• Task directions: Can you reproduce, word for word, the passage of the Essure update from "The FDA will" to "to laparoscopic tubal ligation."?

FDA provides updates on evaluating postmarket safety of Essure device

May 16, 2019

The Food and Drug Administration has updated its Essure website to include an analysis of medical device reports received in 2018. According to the announcement, FDA received approximately 6,000 medical device reports in 2018 related to Essure, which is a decrease from the nearly 12,000 medical device reports received by the FDA in 2017 but similar to the number received in 2015 and 2016.

As in 2017, FDA says most of the reports received in 2018 were submitted by Bayer and are related to litigation against the company, and most of the reports mention potential device removal. The agency also updated the Essure 522 study webpage with the number of participants enrolled in the postmarket surveillance study that the FDA ordered the company to conduct in 2016.

As of April 1, 2019, 891 patients have been enrolled in the study, with 307 enrolled in the group who elected Essure and 584 in the group who elected laparoscopic tubal ligation. The agency considers this to be adequate progress.

In light of Bayer’s decision to discontinue sales and distribution at the end of 2018, the FDA says that it recognized there would be challenges reaching the study’s initial sample size, because it relied on enrolling patients who were newly implanted with Essure until May 2020. To account for lower enrollment, the FDA says it worked with Bayer on a revised study plan to provide more long-term information regarding complications that may be experienced by patients, despite reduced enrollment. As part of the previously announced revised protocol for this study, participants will be followed for five years to provide longer-term information on the risks of the device, including issues that may lead women to have the device removed.

Bayer is required to continue enrolling new participants in its postmarket surveillance study as long as Essure is available in the U.S. Because healthcare providers may implant Essure up to one year from the date the device was purchased, the device will no longer be available after December 2019.

The FDA will post the interim study results once enrollment into the Essure arm of the study is completed. The data being collected is intended help the FDA to better understand the risks associated with Essure and compare them to laparoscopic tubal ligation.

Beginning in 2015, the FDA convened a public meeting to learn more about how the agency could better investigate patient complaints like pain, heavy bleeding and device migration; a year later, the FDA ordered the company to conduct a postmarket surveillance study and approved labeling changes including a boxed warning that highlighted the device’s risks. In April 2018, the agency issued an order restricting the sale and distribution of Essure; it was a unique type of restriction where the FDA used its authority to impose additional requirements to provide a reasonable assurance of the device’s safety and effectiveness. Bayer stopped selling and distributing the Essure permanent birth control device in the U.S. on December 31, 2018, and, at the end of this year, health care professionals and patients will no longer have access to the device.

• Provided data:
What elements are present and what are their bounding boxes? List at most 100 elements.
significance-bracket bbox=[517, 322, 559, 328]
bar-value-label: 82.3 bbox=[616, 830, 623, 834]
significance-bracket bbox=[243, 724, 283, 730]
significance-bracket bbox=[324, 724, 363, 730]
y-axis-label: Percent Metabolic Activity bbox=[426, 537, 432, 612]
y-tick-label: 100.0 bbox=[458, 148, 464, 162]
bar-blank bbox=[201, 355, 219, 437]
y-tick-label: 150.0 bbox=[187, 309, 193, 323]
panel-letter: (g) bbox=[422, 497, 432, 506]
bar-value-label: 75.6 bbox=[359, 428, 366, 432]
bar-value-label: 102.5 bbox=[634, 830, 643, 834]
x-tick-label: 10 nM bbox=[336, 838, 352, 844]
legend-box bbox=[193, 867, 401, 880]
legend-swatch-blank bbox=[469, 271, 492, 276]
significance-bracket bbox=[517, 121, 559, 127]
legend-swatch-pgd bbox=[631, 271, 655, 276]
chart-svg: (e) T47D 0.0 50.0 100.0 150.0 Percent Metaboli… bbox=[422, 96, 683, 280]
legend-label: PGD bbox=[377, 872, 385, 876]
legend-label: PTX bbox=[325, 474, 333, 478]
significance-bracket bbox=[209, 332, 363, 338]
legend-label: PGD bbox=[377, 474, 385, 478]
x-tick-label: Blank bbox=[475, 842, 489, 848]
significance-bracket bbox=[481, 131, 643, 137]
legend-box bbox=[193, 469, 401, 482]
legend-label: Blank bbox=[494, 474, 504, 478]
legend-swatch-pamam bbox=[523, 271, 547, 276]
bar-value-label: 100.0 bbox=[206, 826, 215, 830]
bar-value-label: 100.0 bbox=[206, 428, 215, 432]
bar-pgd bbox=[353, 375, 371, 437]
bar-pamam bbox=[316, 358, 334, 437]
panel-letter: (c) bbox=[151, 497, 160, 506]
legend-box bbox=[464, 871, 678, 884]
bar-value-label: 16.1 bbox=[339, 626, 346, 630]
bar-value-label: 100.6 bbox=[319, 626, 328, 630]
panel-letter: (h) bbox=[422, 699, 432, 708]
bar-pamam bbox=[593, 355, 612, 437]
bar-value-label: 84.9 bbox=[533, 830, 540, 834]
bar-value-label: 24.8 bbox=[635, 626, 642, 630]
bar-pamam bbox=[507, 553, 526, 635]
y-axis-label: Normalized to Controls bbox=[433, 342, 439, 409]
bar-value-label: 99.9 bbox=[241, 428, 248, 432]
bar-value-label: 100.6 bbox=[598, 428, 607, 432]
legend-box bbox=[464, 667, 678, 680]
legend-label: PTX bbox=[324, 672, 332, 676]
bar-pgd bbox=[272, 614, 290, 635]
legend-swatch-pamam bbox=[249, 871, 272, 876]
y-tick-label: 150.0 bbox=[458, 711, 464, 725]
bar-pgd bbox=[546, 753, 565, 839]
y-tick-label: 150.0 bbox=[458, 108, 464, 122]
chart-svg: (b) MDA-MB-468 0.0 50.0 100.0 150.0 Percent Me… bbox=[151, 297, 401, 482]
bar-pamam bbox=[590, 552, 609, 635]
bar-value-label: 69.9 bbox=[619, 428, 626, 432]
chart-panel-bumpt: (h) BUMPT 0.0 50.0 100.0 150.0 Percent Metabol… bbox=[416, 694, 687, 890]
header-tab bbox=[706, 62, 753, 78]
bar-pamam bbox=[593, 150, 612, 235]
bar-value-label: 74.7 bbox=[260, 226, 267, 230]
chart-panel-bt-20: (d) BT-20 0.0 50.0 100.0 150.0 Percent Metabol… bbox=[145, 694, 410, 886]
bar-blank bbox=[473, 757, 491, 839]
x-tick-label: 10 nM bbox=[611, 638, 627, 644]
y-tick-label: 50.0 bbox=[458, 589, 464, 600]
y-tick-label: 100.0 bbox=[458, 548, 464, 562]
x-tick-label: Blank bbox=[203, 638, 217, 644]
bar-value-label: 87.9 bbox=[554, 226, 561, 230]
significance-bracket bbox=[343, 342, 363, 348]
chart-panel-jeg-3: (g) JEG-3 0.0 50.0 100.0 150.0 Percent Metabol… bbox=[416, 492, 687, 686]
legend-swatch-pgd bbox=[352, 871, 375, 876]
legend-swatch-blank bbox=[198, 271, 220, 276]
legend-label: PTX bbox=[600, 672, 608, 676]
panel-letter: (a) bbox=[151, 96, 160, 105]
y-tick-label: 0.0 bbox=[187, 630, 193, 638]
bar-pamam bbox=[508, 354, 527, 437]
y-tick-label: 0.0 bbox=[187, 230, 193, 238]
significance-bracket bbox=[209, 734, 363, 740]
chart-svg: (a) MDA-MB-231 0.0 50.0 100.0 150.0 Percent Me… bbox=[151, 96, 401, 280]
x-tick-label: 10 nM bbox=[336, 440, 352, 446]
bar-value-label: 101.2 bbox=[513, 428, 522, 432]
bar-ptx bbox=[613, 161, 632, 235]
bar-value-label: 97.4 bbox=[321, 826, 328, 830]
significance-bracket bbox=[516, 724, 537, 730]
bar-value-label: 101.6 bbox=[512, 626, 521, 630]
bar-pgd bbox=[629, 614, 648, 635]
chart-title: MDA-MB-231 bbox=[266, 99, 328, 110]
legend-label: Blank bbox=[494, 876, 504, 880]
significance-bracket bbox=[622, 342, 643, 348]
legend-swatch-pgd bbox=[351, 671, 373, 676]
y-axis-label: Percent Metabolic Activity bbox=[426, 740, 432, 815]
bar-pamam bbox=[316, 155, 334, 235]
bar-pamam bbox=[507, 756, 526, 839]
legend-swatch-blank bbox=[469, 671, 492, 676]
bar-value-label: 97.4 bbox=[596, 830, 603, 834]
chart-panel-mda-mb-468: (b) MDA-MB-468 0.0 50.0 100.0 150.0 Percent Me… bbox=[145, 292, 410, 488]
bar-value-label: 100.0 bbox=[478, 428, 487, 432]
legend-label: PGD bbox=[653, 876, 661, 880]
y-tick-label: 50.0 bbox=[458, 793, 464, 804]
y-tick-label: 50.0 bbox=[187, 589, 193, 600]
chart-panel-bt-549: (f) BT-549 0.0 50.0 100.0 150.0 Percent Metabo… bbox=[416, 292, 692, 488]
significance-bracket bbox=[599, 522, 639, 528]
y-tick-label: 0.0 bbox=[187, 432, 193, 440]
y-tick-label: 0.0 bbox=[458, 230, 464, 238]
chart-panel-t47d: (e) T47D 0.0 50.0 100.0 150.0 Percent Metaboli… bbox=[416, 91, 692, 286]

• Result of the task:
The FDA will post the interim study results once enrollment into the Essure arm of the study is completed. The data being collected is intended help the FDA to better understand the risks associated with Essure and compare them to laparoscopic tubal ligation.